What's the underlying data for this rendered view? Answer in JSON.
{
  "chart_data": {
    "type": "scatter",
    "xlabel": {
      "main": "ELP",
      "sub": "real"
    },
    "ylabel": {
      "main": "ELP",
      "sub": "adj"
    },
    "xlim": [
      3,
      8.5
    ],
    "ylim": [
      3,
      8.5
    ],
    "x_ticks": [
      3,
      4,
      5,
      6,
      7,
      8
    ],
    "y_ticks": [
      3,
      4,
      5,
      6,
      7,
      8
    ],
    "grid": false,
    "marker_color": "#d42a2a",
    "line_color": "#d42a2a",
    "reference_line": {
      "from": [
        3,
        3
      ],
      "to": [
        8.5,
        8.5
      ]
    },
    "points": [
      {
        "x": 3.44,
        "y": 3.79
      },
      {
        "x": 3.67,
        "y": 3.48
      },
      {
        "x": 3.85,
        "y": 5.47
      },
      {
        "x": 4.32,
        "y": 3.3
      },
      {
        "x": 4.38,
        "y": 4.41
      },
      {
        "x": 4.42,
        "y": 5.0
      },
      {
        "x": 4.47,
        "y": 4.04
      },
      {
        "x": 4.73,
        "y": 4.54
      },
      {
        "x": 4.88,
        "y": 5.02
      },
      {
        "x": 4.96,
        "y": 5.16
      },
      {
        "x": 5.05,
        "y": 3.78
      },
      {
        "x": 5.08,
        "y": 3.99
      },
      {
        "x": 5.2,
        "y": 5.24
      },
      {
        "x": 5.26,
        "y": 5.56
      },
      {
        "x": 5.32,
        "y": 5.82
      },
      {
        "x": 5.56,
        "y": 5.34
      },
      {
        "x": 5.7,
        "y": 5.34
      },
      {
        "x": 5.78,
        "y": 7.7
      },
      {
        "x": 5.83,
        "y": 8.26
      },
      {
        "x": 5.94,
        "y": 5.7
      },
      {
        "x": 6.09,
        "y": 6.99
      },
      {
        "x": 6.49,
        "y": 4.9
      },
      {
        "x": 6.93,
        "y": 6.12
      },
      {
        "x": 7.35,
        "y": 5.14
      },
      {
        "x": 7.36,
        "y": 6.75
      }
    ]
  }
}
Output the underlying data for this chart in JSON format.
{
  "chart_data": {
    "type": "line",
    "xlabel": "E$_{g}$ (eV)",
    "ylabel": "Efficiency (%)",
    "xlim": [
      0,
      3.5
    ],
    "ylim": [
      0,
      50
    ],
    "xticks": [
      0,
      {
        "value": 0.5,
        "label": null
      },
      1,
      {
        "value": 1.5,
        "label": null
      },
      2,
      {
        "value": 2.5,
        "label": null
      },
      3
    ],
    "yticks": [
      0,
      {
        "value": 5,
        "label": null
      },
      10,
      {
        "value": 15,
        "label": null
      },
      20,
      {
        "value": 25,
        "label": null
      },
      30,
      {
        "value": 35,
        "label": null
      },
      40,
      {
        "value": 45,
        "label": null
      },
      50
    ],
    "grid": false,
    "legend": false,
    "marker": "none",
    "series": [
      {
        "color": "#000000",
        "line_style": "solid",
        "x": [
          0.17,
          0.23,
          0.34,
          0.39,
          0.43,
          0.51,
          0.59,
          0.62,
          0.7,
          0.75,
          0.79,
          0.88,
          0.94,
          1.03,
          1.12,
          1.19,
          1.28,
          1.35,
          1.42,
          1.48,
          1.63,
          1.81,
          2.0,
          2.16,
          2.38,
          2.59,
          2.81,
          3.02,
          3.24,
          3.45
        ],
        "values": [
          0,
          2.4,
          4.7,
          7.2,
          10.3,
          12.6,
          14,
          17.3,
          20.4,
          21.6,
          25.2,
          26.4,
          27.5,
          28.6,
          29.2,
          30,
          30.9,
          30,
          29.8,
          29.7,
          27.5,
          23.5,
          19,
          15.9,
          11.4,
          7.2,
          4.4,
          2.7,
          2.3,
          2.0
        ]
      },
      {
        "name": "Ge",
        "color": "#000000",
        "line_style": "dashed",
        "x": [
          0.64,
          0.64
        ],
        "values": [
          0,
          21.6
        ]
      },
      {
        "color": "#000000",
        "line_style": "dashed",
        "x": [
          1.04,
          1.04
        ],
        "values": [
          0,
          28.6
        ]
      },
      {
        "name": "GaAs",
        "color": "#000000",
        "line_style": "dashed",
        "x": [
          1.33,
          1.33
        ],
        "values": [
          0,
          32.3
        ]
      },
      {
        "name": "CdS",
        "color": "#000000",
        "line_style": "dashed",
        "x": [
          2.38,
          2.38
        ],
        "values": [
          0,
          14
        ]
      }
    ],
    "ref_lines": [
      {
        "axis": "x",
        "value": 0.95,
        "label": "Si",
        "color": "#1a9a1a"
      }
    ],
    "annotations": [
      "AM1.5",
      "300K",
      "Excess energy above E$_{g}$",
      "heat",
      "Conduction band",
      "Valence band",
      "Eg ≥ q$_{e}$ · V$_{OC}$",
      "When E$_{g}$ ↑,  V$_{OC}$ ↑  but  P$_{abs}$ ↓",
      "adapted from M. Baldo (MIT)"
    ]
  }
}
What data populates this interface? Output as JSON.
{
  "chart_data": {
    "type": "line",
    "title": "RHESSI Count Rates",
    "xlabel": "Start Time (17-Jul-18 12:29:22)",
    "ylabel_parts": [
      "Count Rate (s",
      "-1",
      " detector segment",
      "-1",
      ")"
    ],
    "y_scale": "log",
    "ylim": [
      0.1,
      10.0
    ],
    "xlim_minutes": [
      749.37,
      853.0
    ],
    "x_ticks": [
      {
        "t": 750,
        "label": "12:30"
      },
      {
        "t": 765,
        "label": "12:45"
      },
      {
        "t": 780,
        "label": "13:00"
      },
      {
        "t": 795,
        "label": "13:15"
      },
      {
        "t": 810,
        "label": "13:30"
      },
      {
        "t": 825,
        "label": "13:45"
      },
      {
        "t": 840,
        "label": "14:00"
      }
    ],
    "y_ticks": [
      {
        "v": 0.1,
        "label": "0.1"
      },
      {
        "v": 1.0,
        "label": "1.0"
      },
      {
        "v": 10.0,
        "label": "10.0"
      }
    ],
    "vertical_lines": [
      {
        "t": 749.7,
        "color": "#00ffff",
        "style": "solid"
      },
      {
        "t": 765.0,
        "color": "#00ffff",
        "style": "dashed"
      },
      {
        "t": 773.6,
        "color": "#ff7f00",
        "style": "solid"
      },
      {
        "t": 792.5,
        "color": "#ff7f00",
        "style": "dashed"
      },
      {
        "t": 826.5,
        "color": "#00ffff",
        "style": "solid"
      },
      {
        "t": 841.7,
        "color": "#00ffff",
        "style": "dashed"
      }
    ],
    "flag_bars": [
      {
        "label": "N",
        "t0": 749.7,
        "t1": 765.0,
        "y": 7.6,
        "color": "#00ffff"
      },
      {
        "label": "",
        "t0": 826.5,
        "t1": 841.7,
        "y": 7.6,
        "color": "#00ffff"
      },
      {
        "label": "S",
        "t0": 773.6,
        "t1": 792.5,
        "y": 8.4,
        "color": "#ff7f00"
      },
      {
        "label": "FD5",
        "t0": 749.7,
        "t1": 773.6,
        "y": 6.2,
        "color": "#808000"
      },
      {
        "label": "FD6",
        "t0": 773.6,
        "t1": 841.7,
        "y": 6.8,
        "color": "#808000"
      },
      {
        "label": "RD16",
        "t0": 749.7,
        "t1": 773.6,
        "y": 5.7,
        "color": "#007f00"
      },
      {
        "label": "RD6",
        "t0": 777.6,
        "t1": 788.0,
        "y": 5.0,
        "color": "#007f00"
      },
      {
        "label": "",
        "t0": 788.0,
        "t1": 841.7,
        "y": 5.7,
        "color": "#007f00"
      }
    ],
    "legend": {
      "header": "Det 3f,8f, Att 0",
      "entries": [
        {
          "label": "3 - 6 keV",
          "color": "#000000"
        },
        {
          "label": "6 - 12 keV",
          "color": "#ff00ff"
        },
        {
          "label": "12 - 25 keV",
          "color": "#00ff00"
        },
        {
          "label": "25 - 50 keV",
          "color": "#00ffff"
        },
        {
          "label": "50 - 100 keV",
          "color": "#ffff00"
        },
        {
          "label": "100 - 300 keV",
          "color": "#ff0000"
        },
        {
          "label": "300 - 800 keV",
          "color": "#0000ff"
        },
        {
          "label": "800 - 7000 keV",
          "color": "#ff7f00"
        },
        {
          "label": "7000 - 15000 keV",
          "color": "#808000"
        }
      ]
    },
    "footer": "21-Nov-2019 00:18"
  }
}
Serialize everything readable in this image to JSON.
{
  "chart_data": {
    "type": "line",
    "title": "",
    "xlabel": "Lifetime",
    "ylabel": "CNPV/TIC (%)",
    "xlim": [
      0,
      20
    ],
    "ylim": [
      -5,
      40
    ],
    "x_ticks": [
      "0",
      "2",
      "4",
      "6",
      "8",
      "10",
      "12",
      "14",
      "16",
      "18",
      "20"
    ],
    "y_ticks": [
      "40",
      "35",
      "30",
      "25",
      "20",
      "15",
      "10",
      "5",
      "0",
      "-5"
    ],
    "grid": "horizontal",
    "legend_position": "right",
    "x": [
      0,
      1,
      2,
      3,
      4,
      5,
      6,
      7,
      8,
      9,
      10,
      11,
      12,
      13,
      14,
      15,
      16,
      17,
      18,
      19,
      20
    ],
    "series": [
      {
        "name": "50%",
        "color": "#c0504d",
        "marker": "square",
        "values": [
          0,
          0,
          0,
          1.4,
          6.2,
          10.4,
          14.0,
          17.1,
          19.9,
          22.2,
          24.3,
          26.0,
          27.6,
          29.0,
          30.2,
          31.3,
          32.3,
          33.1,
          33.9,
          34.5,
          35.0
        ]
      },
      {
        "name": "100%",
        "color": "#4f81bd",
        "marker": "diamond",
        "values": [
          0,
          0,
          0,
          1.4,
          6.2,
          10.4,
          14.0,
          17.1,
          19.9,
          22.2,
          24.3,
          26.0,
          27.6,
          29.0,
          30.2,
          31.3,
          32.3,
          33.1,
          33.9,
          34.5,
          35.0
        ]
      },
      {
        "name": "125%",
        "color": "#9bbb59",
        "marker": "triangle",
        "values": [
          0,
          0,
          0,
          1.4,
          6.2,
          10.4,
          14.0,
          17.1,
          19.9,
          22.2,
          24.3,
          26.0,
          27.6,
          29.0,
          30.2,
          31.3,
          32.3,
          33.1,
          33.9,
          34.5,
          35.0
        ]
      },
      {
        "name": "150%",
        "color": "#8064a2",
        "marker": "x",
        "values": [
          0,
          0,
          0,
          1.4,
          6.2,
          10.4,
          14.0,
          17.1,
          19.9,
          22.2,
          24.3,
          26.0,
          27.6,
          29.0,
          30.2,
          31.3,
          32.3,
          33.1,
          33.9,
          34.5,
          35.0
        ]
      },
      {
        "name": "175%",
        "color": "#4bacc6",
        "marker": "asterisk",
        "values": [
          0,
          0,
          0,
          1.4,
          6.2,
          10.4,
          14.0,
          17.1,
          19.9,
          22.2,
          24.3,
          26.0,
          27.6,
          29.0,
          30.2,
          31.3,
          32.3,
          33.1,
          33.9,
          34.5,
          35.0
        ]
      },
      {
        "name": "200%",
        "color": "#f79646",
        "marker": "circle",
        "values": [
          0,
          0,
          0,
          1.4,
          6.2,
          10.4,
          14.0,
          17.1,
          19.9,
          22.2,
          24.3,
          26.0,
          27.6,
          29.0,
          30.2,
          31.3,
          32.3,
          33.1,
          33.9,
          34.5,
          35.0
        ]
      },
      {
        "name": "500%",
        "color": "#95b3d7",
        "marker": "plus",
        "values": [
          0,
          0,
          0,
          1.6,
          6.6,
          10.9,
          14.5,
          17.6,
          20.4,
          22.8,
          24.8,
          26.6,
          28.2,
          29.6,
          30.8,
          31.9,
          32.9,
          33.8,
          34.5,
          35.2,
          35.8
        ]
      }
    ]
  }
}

▶ _Problem statement_
From the records above, pull out every line containing the word "JSON".

▶ _Full answer_
What's the underlying data for this rendered view? Answer in JSON.
Output the underlying data for this chart in JSON format.
What data populates this interface? Output as JSON.
Serialize everything readable in this image to JSON.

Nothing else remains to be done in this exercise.